If the IPL of SAR completes (IPL COMPLETE or LOAD COMPLETE messages) but the SAR menu does not appear on your console when you press ENTER (or on the console you configured as the default console for SAR), display the current PSW (you may have to STOP the CPU to see the PSW). If it does not end in x’FFFF’, then there may be a hardware problem with the console, or it may be that another locally-attached terminal has pressed ENTER before you did and has received the SAR messages. If it does end in x’FFFF’, then SAR is not recognizing your console as a supported SAR console.
IPL from standard label tape
There is often confusion when you IPL SAR from a SL tape. This is why we recommend that you copy SAR to a NL (unlabeled) tape or DASD volume to make IPL simpler. However, if you must IPL from an SL tape:
- The first four IPL attempts fail. This is because they encounter the VOL1, HDR1, HDR2 tape labels, and the tape mark that follows them. Each IPL moves past one record or tape mark. The fifth IPL reads the SAR IPL text in the data file and is successful.

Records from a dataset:
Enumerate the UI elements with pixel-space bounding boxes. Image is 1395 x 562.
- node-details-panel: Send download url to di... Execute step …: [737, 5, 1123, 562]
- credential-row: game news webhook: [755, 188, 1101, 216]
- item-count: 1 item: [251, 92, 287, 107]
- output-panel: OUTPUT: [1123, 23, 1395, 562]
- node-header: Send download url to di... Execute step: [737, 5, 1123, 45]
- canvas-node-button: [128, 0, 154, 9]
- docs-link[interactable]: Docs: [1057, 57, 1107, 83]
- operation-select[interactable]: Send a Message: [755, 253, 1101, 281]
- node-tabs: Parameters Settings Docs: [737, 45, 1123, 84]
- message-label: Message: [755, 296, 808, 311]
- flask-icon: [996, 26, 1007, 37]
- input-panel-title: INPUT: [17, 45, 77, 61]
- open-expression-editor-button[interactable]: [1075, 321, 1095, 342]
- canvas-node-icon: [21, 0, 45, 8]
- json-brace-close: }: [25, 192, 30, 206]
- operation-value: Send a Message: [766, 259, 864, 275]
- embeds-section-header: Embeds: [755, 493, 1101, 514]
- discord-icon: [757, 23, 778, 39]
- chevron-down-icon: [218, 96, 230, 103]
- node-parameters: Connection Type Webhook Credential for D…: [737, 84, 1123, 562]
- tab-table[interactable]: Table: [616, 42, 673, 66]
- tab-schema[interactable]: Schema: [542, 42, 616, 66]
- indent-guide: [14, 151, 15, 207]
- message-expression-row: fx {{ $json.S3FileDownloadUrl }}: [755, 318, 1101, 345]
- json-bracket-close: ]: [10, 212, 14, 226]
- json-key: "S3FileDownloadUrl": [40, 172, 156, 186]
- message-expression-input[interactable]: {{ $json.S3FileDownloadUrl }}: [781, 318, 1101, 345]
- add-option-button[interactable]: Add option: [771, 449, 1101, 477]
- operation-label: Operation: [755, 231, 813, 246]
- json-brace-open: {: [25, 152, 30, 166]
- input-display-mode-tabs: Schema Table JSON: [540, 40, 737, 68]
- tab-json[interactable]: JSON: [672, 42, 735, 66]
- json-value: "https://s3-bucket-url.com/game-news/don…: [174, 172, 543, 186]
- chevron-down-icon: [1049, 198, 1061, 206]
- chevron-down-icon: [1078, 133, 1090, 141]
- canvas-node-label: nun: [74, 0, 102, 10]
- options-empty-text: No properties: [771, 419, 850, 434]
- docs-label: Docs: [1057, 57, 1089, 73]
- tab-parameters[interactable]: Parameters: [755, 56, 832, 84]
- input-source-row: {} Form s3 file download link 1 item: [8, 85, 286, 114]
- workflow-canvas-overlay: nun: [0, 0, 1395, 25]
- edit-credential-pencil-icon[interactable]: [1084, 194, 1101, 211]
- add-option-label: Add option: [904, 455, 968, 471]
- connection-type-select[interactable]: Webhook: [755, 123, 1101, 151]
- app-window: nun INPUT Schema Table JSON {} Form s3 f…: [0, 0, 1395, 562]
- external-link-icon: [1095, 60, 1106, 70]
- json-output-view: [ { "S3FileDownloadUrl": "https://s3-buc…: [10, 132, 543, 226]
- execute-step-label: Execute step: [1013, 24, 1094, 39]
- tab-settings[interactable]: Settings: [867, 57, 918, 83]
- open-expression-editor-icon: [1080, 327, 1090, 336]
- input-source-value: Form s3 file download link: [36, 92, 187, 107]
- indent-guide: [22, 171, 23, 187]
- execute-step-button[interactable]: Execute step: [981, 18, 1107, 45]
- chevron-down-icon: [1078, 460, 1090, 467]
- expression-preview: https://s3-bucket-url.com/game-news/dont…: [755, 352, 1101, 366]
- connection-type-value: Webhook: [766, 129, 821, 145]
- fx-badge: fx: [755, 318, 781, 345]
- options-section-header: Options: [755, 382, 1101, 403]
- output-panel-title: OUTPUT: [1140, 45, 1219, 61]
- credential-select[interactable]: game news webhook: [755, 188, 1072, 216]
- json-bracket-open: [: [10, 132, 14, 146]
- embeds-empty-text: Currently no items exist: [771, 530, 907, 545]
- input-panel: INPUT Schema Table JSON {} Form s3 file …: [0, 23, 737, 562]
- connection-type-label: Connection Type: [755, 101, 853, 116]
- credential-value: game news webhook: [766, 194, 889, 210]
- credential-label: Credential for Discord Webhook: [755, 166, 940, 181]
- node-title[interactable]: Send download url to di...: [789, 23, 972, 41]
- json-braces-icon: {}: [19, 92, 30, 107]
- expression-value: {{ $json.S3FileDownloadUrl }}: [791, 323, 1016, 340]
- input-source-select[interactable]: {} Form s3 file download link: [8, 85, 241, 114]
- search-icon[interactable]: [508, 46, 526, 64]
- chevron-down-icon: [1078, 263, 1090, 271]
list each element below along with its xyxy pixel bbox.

...

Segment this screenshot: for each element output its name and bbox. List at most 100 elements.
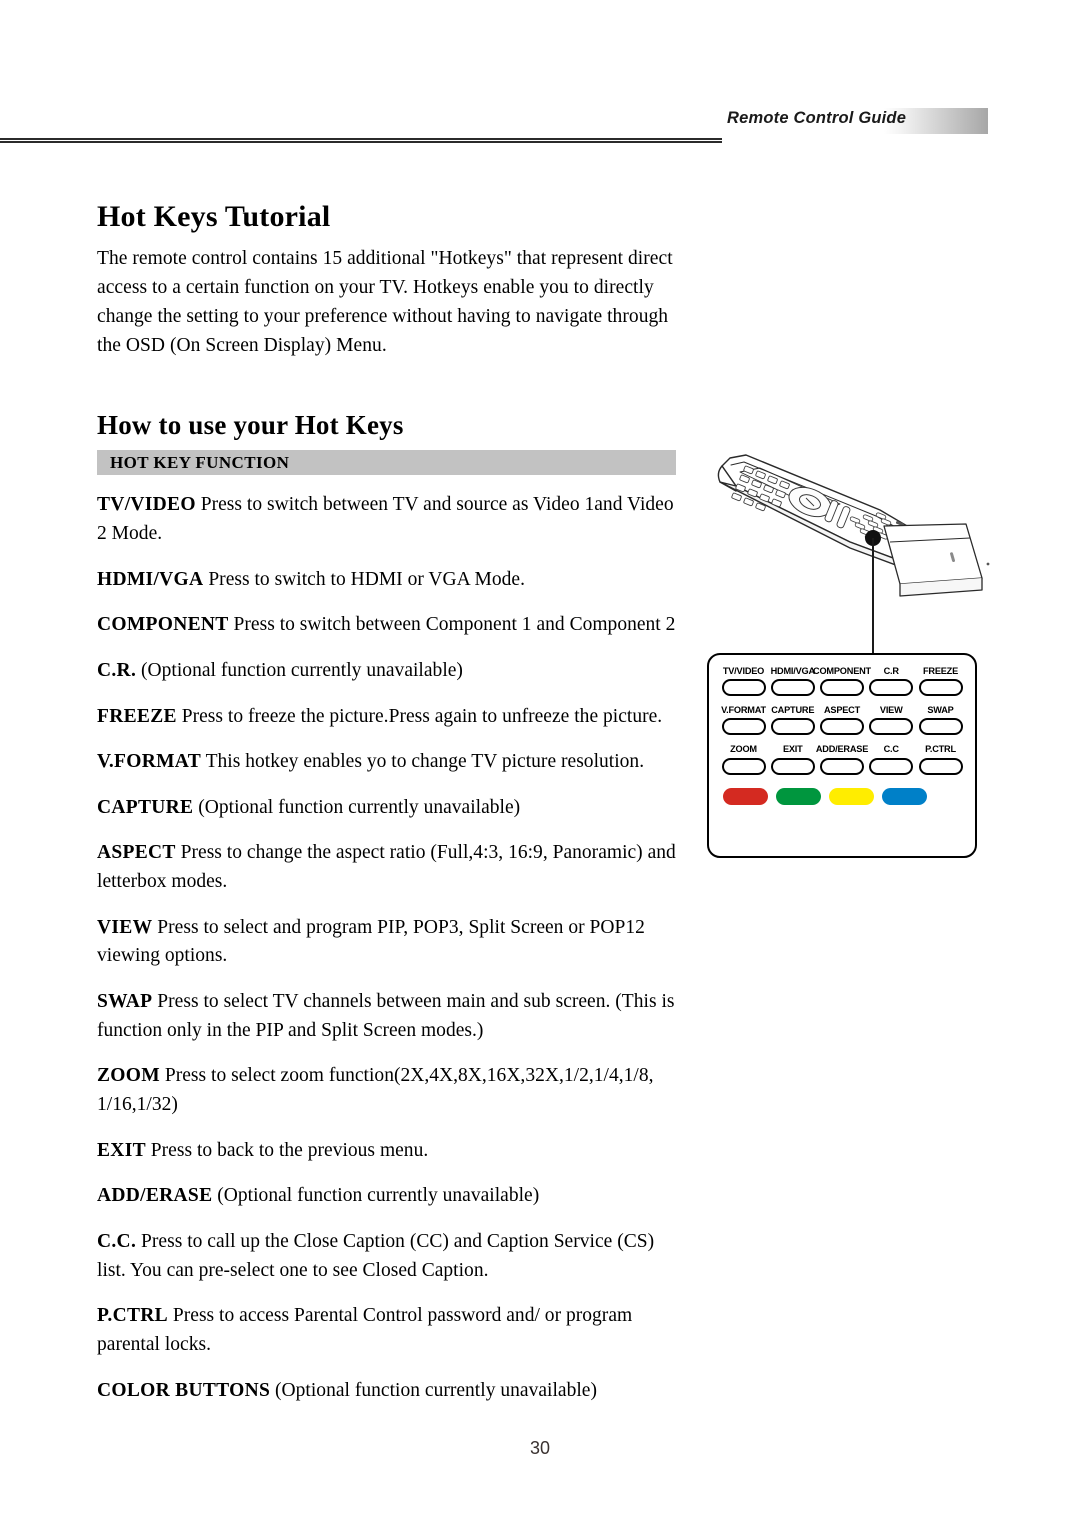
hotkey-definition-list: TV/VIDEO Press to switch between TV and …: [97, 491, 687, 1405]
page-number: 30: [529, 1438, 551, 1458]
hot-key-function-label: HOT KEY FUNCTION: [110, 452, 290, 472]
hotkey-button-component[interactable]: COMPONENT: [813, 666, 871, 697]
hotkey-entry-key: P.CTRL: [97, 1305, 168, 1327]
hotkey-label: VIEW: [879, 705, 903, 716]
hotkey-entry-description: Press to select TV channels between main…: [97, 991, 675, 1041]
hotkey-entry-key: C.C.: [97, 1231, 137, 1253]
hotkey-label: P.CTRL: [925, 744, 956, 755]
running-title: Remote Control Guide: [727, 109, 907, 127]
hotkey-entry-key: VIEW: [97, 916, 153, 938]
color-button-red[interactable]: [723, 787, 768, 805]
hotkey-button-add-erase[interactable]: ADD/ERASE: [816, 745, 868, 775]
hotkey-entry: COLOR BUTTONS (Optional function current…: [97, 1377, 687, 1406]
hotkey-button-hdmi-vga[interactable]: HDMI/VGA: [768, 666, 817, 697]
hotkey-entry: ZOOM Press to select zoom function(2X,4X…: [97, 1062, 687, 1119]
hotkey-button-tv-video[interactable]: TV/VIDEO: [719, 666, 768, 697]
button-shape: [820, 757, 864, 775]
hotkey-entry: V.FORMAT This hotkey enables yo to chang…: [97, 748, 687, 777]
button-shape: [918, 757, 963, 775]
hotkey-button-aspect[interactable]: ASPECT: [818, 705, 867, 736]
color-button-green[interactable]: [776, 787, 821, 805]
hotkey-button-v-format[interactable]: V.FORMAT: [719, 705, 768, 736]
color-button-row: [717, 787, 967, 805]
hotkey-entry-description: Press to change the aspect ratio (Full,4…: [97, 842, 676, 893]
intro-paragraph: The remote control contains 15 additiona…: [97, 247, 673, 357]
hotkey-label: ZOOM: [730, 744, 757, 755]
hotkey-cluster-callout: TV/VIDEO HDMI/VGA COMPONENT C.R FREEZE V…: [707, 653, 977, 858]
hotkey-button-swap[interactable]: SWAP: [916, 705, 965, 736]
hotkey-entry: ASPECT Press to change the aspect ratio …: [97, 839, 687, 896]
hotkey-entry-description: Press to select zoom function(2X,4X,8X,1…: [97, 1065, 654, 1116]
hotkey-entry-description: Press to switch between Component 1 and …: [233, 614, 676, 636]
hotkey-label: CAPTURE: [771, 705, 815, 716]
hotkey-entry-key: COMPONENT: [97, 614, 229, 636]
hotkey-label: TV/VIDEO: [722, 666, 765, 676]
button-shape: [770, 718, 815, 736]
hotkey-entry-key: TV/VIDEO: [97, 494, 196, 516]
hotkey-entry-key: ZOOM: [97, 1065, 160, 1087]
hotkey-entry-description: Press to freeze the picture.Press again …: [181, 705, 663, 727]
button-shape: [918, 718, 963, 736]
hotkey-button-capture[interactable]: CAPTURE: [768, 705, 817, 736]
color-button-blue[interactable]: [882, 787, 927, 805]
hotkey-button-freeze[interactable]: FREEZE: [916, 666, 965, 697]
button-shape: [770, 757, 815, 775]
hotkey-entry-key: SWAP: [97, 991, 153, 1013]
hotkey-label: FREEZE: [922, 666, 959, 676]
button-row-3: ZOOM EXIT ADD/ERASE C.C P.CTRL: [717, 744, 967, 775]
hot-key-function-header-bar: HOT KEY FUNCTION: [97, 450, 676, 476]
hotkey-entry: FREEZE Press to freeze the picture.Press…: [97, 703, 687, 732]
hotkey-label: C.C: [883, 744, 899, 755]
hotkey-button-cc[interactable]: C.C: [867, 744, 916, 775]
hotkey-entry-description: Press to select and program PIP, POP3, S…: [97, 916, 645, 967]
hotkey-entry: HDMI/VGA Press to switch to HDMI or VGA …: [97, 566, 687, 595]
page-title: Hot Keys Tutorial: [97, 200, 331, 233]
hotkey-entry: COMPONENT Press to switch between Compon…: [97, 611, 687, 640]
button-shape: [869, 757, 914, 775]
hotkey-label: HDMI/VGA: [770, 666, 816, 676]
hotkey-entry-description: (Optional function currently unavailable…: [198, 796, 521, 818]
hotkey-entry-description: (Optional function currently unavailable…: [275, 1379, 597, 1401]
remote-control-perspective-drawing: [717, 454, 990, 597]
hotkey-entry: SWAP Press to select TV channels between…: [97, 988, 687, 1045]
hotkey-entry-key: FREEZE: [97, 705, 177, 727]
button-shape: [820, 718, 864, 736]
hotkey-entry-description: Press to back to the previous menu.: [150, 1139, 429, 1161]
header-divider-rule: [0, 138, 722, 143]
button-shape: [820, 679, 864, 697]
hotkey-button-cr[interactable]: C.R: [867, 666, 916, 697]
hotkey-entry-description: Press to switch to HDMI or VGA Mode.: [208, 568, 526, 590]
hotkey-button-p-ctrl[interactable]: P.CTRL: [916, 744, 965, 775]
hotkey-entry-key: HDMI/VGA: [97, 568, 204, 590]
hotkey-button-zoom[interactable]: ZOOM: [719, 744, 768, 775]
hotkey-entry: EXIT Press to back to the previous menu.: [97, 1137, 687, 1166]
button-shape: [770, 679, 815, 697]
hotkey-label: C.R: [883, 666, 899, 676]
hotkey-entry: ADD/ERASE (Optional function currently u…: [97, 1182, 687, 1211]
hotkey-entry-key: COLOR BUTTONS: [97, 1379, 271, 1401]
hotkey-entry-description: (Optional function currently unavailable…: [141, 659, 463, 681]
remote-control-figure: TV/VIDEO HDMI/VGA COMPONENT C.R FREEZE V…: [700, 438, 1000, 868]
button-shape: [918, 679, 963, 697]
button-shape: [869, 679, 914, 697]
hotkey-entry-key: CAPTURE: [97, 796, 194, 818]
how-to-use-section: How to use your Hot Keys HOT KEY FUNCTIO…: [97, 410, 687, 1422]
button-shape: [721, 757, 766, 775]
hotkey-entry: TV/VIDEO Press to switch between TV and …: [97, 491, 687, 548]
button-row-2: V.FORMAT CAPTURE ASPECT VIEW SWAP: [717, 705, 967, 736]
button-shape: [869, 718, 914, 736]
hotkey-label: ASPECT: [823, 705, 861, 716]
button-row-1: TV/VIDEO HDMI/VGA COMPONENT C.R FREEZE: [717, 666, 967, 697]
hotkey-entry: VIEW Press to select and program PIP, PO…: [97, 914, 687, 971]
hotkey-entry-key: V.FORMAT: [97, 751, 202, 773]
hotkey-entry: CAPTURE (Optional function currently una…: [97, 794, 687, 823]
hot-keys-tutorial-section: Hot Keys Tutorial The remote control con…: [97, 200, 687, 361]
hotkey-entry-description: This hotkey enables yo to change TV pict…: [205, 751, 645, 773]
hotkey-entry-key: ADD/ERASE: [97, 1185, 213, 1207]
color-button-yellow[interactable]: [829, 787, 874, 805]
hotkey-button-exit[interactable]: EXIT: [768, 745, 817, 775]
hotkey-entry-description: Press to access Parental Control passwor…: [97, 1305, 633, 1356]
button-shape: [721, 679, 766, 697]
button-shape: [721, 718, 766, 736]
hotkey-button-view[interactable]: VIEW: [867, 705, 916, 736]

#### Work to do
Answer these questions from the text on starting SAR, with one answer per line, lettered like the questions.
(a) If the PSW does not end in x’FFFF’, what two possible causes does the text give?
(b) To make IPL simpler, where does the text recommend copying SAR?
(c) When SAR is loaded from an SL tape, which IPL attempt succeeds, and what does it read?
These records were taken from a separate source and are not part of the text.

#### Correct response
(a) There may be a hardware problem with the console, or another locally-attached terminal may have pressed ENTER first and received the SAR messages.
(b) To an NL (unlabeled) tape or a DASD volume.
(c) The fifth IPL succeeds, and it reads the SAR IPL text in the data file.